Identify the lines that contain the string "name", then copy each of them.
** start **
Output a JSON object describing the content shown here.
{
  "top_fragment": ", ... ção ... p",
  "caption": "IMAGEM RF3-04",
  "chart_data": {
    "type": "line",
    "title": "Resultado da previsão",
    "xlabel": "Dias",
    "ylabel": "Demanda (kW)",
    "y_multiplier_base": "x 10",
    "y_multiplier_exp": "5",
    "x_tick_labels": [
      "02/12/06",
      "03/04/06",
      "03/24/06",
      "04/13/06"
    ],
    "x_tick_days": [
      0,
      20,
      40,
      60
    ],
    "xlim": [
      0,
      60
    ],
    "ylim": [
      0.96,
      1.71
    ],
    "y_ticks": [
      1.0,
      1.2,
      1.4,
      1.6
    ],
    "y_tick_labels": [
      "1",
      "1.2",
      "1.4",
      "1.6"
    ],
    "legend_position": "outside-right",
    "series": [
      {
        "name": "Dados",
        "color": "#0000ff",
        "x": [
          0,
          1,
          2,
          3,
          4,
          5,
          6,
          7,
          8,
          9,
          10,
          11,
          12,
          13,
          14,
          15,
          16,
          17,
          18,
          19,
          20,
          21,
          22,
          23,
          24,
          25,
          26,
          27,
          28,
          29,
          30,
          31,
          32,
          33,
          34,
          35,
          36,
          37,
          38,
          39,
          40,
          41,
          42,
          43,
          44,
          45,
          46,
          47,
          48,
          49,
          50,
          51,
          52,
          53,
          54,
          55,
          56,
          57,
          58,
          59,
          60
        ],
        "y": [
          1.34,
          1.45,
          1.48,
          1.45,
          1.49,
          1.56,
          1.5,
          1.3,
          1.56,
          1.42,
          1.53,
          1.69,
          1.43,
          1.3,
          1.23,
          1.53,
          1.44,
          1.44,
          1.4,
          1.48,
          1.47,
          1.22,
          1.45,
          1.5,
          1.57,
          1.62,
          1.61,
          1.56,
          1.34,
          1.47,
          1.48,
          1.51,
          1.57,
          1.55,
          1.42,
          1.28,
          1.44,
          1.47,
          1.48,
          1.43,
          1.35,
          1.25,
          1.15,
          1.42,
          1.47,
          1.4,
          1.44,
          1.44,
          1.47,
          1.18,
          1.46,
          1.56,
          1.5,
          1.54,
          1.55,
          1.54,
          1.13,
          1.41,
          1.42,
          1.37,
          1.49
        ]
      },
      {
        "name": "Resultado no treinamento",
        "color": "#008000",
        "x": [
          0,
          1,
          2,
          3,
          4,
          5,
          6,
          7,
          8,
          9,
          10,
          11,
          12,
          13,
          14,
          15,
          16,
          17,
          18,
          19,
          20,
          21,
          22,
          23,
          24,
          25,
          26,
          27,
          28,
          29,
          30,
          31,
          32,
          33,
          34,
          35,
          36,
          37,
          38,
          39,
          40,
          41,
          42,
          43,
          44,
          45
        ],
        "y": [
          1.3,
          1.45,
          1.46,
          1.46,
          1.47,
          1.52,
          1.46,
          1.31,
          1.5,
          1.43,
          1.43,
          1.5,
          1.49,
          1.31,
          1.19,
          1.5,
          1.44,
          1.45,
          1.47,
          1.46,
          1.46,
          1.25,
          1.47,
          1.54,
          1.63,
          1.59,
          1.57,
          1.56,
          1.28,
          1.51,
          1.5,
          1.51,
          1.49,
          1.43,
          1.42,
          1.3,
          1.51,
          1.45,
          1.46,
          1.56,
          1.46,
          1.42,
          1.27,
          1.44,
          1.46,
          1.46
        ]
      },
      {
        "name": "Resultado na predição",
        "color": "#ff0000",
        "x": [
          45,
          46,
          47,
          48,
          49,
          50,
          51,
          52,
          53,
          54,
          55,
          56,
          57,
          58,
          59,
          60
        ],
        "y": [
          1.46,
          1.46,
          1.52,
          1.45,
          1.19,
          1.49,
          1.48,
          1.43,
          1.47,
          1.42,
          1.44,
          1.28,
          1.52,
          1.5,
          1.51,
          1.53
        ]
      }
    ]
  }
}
** end **
- [Exercise output]:
        "name": "Dados",
        "name": "Resultado no treinamento",
        "name": "Resultado na predição",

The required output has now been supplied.